Requirements. Copy out all of the material exactly as presented.

Listed entries.
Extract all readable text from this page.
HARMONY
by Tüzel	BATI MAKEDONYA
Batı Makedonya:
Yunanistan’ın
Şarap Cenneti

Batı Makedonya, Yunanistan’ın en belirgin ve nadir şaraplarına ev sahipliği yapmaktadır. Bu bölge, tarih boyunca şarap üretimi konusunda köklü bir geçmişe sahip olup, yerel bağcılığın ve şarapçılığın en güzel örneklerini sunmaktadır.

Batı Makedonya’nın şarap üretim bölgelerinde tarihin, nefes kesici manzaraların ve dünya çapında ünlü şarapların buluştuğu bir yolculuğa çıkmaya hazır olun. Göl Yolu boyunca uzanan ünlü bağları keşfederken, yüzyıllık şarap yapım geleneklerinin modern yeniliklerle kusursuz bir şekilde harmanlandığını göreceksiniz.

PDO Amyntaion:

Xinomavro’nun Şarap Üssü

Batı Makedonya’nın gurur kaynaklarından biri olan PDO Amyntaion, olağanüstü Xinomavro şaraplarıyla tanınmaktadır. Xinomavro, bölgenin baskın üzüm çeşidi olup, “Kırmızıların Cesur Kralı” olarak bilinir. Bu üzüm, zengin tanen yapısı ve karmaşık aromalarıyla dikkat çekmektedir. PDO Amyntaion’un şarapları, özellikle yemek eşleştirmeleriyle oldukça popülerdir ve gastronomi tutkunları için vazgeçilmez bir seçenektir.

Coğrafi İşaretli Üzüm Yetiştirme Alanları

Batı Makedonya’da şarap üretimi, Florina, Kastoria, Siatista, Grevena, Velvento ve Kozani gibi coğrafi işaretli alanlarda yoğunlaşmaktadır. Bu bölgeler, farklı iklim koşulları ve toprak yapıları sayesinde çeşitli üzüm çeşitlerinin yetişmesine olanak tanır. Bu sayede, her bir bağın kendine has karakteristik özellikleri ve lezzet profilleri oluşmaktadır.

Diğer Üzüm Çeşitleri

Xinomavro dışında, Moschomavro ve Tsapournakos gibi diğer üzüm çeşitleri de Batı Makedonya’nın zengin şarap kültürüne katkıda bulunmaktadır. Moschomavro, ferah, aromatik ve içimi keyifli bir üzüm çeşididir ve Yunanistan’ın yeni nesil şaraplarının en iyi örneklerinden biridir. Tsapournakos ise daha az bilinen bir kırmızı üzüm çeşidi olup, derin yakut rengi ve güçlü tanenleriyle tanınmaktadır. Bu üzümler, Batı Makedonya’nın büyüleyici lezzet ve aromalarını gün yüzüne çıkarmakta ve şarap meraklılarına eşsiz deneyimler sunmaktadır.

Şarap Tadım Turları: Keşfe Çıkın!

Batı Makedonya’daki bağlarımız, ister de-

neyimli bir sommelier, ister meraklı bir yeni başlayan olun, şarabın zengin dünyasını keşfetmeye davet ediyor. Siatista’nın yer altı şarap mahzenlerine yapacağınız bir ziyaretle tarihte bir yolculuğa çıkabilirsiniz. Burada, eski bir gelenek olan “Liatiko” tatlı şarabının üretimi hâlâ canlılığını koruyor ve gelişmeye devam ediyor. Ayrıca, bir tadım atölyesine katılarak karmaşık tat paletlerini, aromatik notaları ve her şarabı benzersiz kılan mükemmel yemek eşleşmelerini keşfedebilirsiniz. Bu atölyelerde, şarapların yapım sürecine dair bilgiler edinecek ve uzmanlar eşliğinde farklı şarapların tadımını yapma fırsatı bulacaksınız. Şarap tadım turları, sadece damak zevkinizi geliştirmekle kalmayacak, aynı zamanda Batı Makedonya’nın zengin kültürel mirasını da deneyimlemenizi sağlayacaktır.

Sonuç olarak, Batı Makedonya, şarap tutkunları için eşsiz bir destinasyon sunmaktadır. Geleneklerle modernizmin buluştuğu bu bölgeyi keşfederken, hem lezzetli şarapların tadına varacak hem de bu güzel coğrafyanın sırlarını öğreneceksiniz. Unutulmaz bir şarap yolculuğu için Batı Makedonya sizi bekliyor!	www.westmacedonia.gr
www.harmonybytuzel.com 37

Response for this exercise.
Extract all readable text from this page.
HARMONY
by Tüzel	BATI MAKEDONYA
Batı Makedonya:
Yunanistan’ın
Şarap Cenneti

Batı Makedonya, Yunanistan’ın en belirgin ve nadir şaraplarına ev sahipliği yapmaktadır. Bu bölge, tarih boyunca şarap üretimi konusunda köklü bir geçmişe sahip olup, yerel bağcılığın ve şarapçılığın en güzel örneklerini sunmaktadır.

Batı Makedonya’nın şarap üretim bölgelerinde tarihin, nefes kesici manzaraların ve dünya çapında ünlü şarapların buluştuğu bir yolculuğa çıkmaya hazır olun. Göl Yolu boyunca uzanan ünlü bağları keşfederken, yüzyıllık şarap yapım geleneklerinin modern yeniliklerle kusursuz bir şekilde harmanlandığını göreceksiniz.

PDO Amyntaion:

Xinomavro’nun Şarap Üssü

Batı Makedonya’nın gurur kaynaklarından biri olan PDO Amyntaion, olağanüstü Xinomavro şaraplarıyla tanınmaktadır. Xinomavro, bölgenin baskın üzüm çeşidi olup, “Kırmızıların Cesur Kralı” olarak bilinir. Bu üzüm, zengin tanen yapısı ve karmaşık aromalarıyla dikkat çekmektedir. PDO Amyntaion’un şarapları, özellikle yemek eşleştirmeleriyle oldukça popülerdir ve gastronomi tutkunları için vazgeçilmez bir seçenektir.

Coğrafi İşaretli Üzüm Yetiştirme Alanları

Batı Makedonya’da şarap üretimi, Florina, Kastoria, Siatista, Grevena, Velvento ve Kozani gibi coğrafi işaretli alanlarda yoğunlaşmaktadır. Bu bölgeler, farklı iklim koşulları ve toprak yapıları sayesinde çeşitli üzüm çeşitlerinin yetişmesine olanak tanır. Bu sayede, her bir bağın kendine has karakteristik özellikleri ve lezzet profilleri oluşmaktadır.

Diğer Üzüm Çeşitleri

Xinomavro dışında, Moschomavro ve Tsapournakos gibi diğer üzüm çeşitleri de Batı Makedonya’nın zengin şarap kültürüne katkıda bulunmaktadır. Moschomavro, ferah, aromatik ve içimi keyifli bir üzüm çeşididir ve Yunanistan’ın yeni nesil şaraplarının en iyi örneklerinden biridir. Tsapournakos ise daha az bilinen bir kırmızı üzüm çeşidi olup, derin yakut rengi ve güçlü tanenleriyle tanınmaktadır. Bu üzümler, Batı Makedonya’nın büyüleyici lezzet ve aromalarını gün yüzüne çıkarmakta ve şarap meraklılarına eşsiz deneyimler sunmaktadır.

Şarap Tadım Turları: Keşfe Çıkın!

Batı Makedonya’daki bağlarımız, ister de-

neyimli bir sommelier, ister meraklı bir yeni başlayan olun, şarabın zengin dünyasını keşfetmeye davet ediyor. Siatista’nın yer altı şarap mahzenlerine yapacağınız bir ziyaretle tarihte bir yolculuğa çıkabilirsiniz. Burada, eski bir gelenek olan “Liatiko” tatlı şarabının üretimi hâlâ canlılığını koruyor ve gelişmeye devam ediyor. Ayrıca, bir tadım atölyesine katılarak karmaşık tat paletlerini, aromatik notaları ve her şarabı benzersiz kılan mükemmel yemek eşleşmelerini keşfedebilirsiniz. Bu atölyelerde, şarapların yapım sürecine dair bilgiler edinecek ve uzmanlar eşliğinde farklı şarapların tadımını yapma fırsatı bulacaksınız. Şarap tadım turları, sadece damak zevkinizi geliştirmekle kalmayacak, aynı zamanda Batı Makedonya’nın zengin kültürel mirasını da deneyimlemenizi sağlayacaktır.

Sonuç olarak, Batı Makedonya, şarap tutkunları için eşsiz bir destinasyon sunmaktadır. Geleneklerle modernizmin buluştuğu bu bölgeyi keşfederken, hem lezzetli şarapların tadına varacak hem de bu güzel coğrafyanın sırlarını öğreneceksiniz. Unutulmaz bir şarap yolculuğu için Batı Makedonya sizi bekliyor!	www.westmacedonia.gr
www.harmonybytuzel.com 37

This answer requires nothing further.